[Stored records]
+++++

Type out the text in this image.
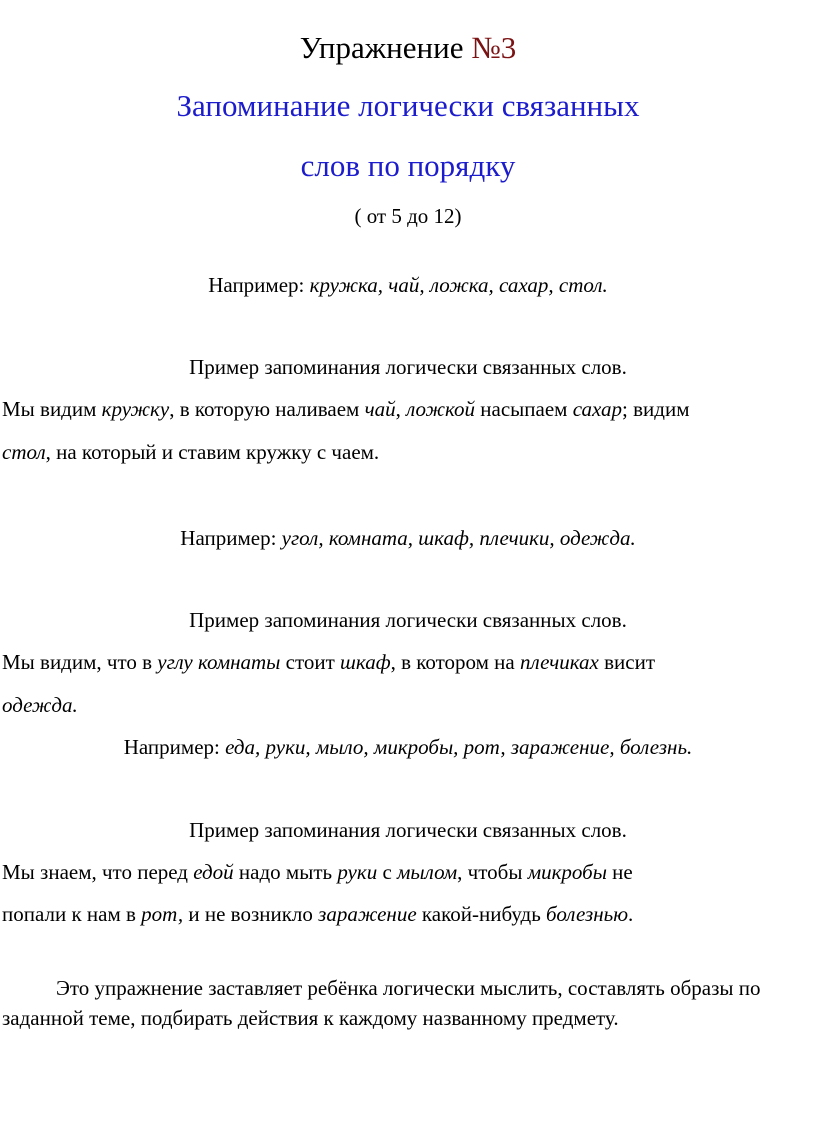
Упражнение №3
Запоминание логически связанных
слов по порядку
( от 5 до 12)
Например: кружка, чай, ложка, сахар, стол.
Пример запоминания логически связанных слов.
Мы видим кружку, в которую наливаем чай, ложкой насыпаем сахар; видим
стол, на который и ставим кружку с чаем.
Например: угол, комната, шкаф, плечики, одежда.
Пример запоминания логически связанных слов.
Мы видим, что в углу комнаты стоит шкаф, в котором на плечиках висит
одежда.
Например: еда, руки, мыло, микробы, рот, заражение, болезнь.
Пример запоминания логически связанных слов.
Мы знаем, что перед едой надо мыть руки с мылом, чтобы микробы не
попали к нам в рот, и не возникло заражение какой-нибудь болезнью.
Это упражнение заставляет ребёнка логически мыслить, составлять образы по заданной теме, подбирать действия к каждому названному предмету.
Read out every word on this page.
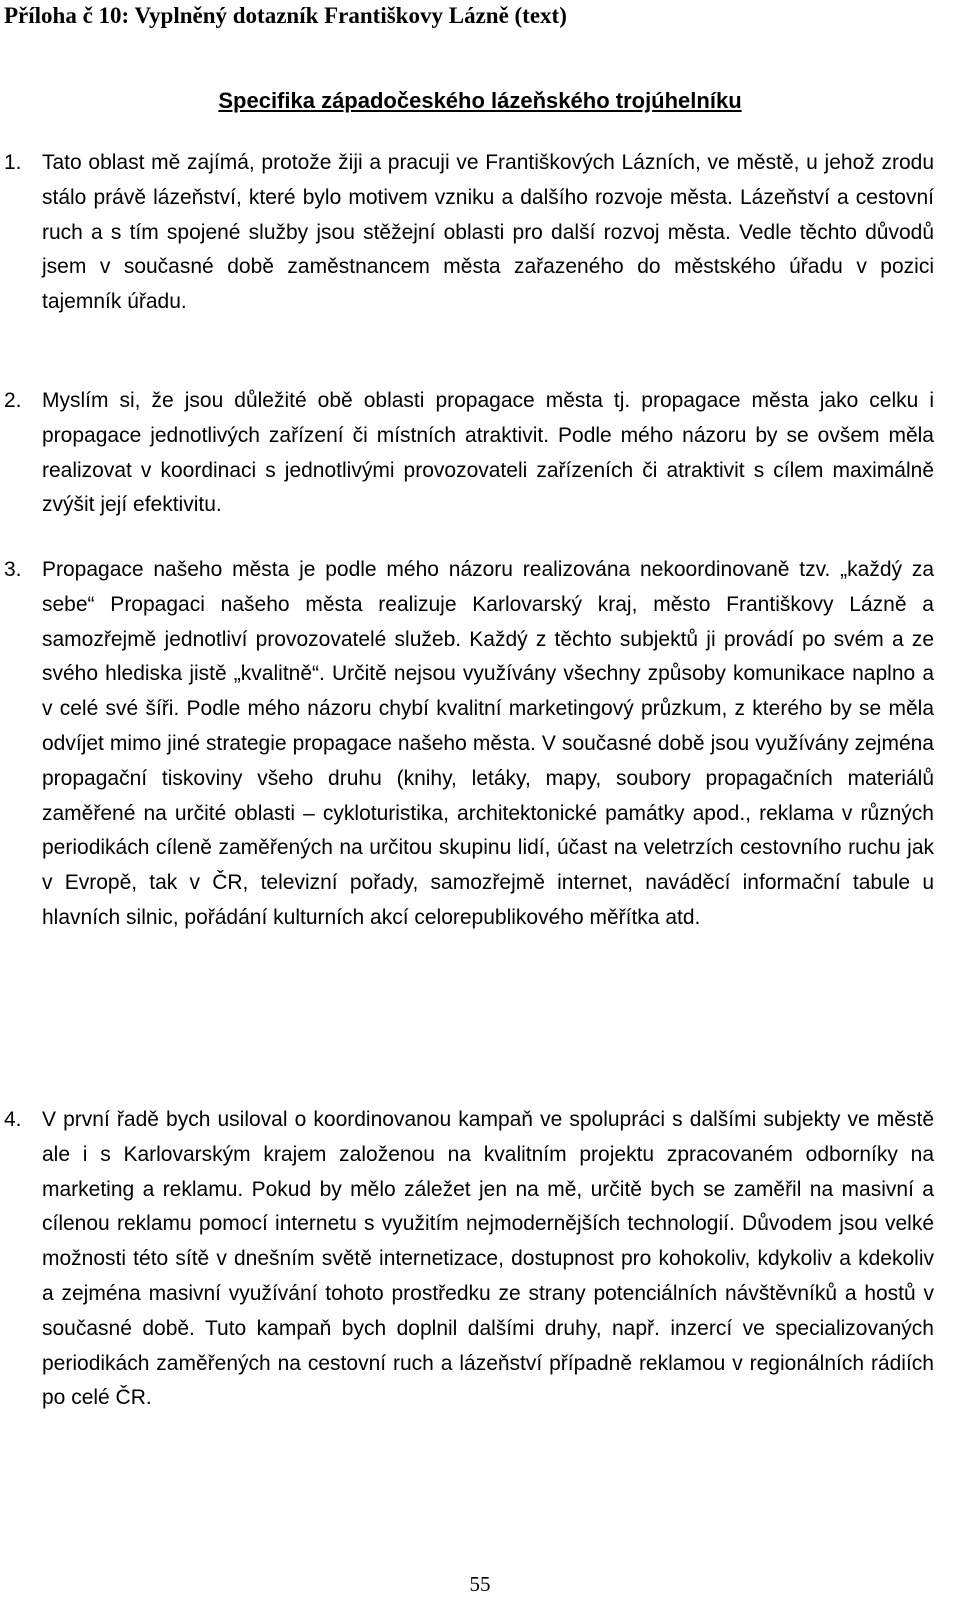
Příloha č 10: Vyplněný dotazník Františkovy Lázně (text)
Specifika západočeského lázeňského trojúhelníku
1. Tato oblast mě zajímá, protože žiji a pracuji ve Františkových Lázních, ve městě, u jehož zrodu stálo právě lázeňství, které bylo motivem vzniku a dalšího rozvoje města. Lázeňství a cestovní ruch a s tím spojené služby jsou stěžejní oblasti pro další rozvoj města. Vedle těchto důvodů jsem v současné době zaměstnancem města zařazeného do městského úřadu v pozici tajemník úřadu.
2. Myslím si, že jsou důležité obě oblasti propagace města tj. propagace města jako celku i propagace jednotlivých zařízení či místních atraktivit. Podle mého názoru by se ovšem měla realizovat v koordinaci s jednotlivými provozovateli zařízeních či atraktivit s cílem maximálně zvýšit její efektivitu.
3. Propagace našeho města je podle mého názoru realizována nekoordinovaně tzv. „každý za sebe“ Propagaci našeho města realizuje Karlovarský kraj, město Františkovy Lázně a samozřejmě jednotliví provozovatelé služeb. Každý z těchto subjektů ji provádí po svém a ze svého hlediska jistě „kvalitně“. Určitě nejsou využívány všechny způsoby komunikace naplno a v celé své šíři. Podle mého názoru chybí kvalitní marketingový průzkum, z kterého by se měla odvíjet mimo jiné strategie propagace našeho města. V současné době jsou využívány zejména propagační tiskoviny všeho druhu (knihy, letáky, mapy, soubory propagačních materiálů zaměřené na určité oblasti – cykloturistika, architektonické památky apod., reklama v různých periodikách cíleně zaměřených na určitou skupinu lidí, účast na veletrzích cestovního ruchu jak v Evropě, tak v ČR, televizní pořady, samozřejmě internet, naváděcí informační tabule u hlavních silnic, pořádání kulturních akcí celorepublikového měřítka atd.
4. V první řadě bych usiloval o koordinovanou kampaň ve spolupráci s dalšími subjekty ve městě ale i s Karlovarským krajem založenou na kvalitním projektu zpracovaném odborníky na marketing a reklamu. Pokud by mělo záležet jen na mě, určitě bych se zaměřil na masivní a cílenou reklamu pomocí internetu s využitím nejmodernějších technologií. Důvodem jsou velké možnosti této sítě v dnešním světě internetizace, dostupnost pro kohokoliv, kdykoliv a kdekoliv a zejména masivní využívání tohoto prostředku ze strany potenciálních návštěvníků a hostů v současné době. Tuto kampaň bych doplnil dalšími druhy, např. inzercí ve specializovaných periodikách zaměřených na cestovní ruch a lázeňství případně reklamou v regionálních rádiích po celé ČR.
55
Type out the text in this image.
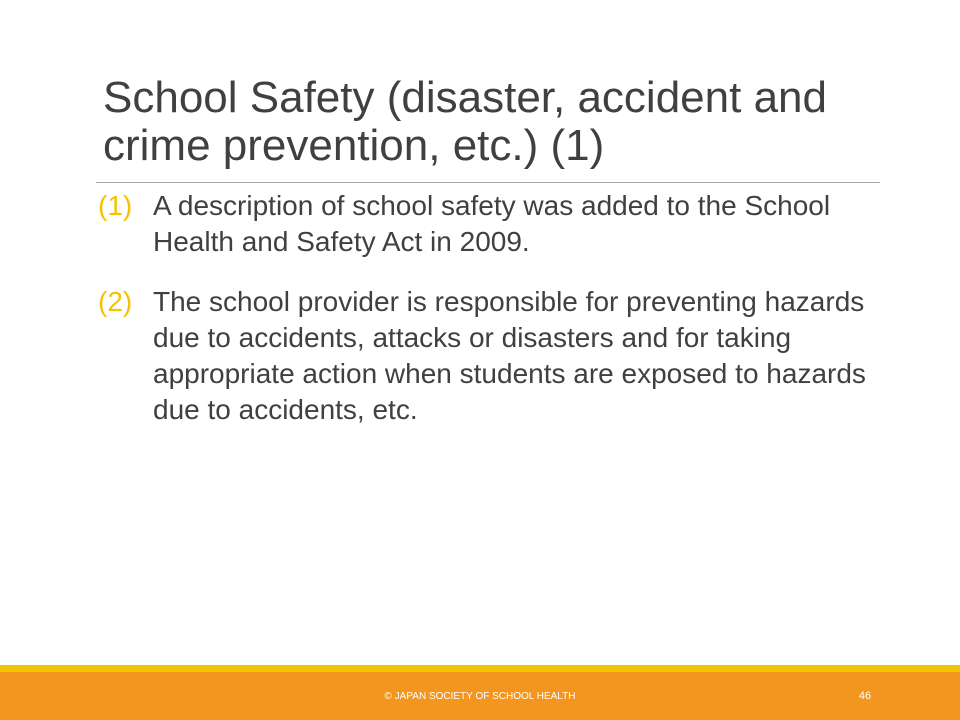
School Safety (disaster, accident and crime prevention, etc.) (1)
(1) A description of school safety was added to the School Health and Safety Act in 2009.
(2) The school provider is responsible for preventing hazards due to accidents, attacks or disasters and for taking appropriate action when students are exposed to hazards due to accidents, etc.
© JAPAN SOCIETY OF SCHOOL HEALTH	46
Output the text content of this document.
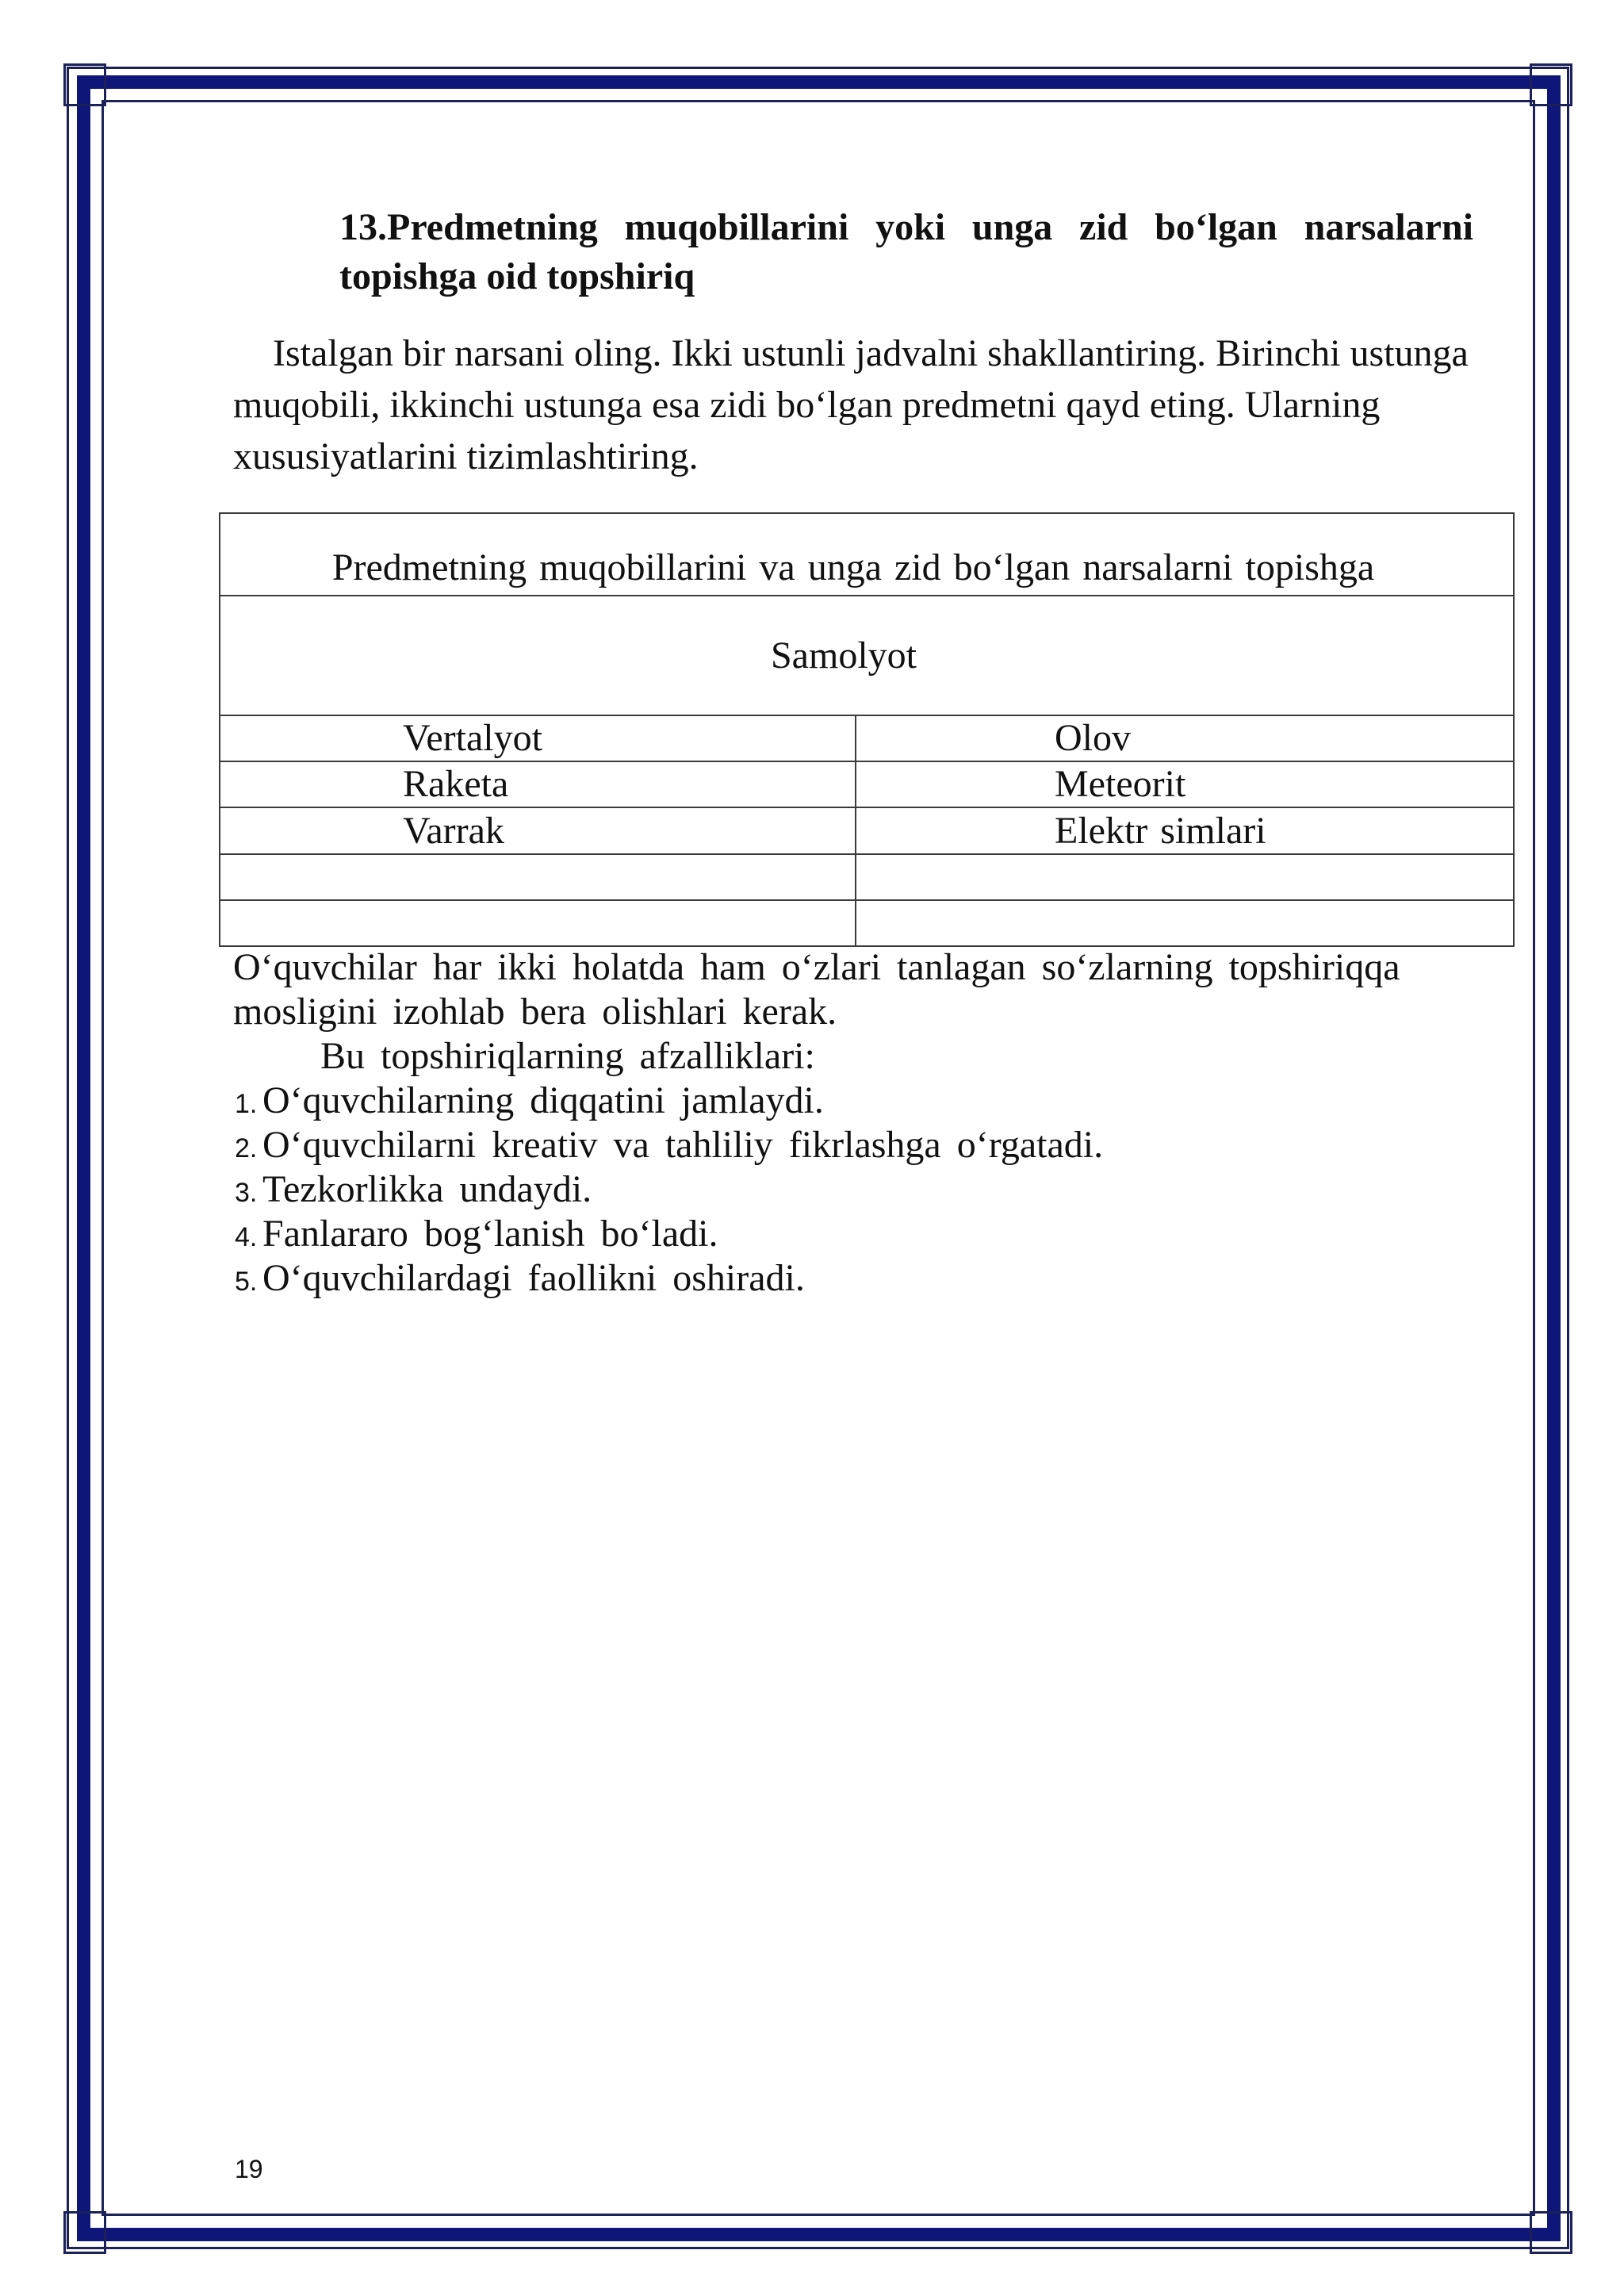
13.Predmetning muqobillarini yoki unga zid bo‘lgan narsalarni
topishga oid topshiriq
Istalgan bir narsani oling. Ikki ustunli jadvalni shakllantiring. Birinchi ustunga
muqobili, ikkinchi ustunga esa zidi bo‘lgan predmetni qayd eting. Ularning
xususiyatlarini tizimlashtiring.
Predmetning muqobillarini va unga zid bo‘lgan narsalarni topishga	
Samolyot	
Vertalyot	Olov
Raketa	Meteorit
Varrak	Elektr simlari

O‘quvchilar har ikki holatda ham o‘zlari tanlagan so‘zlarning topshiriqqa
mosligini izohlab bera olishlari kerak.
Bu topshiriqlarning afzalliklari:
1. O‘quvchilarning diqqatini jamlaydi.
2. O‘quvchilarni kreativ va tahliliy fikrlashga o‘rgatadi.
3. Tezkorlikka undaydi.
4. Fanlararo bog‘lanish bo‘ladi.
5. O‘quvchilardagi faollikni oshiradi.
19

+++++

▸ Required work:
The pictures stay out; repeat exactly the lines from the one with "Output the text content of this document." to the end of the entries above, and nothing else.

▸ Task answer:
Output the text content of this document.
13.Predmetning muqobillarini yoki unga zid bo‘lgan narsalarni
topishga oid topshiriq
Istalgan bir narsani oling. Ikki ustunli jadvalni shakllantiring. Birinchi ustunga
muqobili, ikkinchi ustunga esa zidi bo‘lgan predmetni qayd eting. Ularning
xususiyatlarini tizimlashtiring.
Predmetning muqobillarini va unga zid bo‘lgan narsalarni topishga	
Samolyot	
Vertalyot	Olov
Raketa	Meteorit
Varrak	Elektr simlari

O‘quvchilar har ikki holatda ham o‘zlari tanlagan so‘zlarning topshiriqqa
mosligini izohlab bera olishlari kerak.
Bu topshiriqlarning afzalliklari:
1. O‘quvchilarning diqqatini jamlaydi.
2. O‘quvchilarni kreativ va tahliliy fikrlashga o‘rgatadi.
3. Tezkorlikka undaydi.
4. Fanlararo bog‘lanish bo‘ladi.
5. O‘quvchilardagi faollikni oshiradi.
19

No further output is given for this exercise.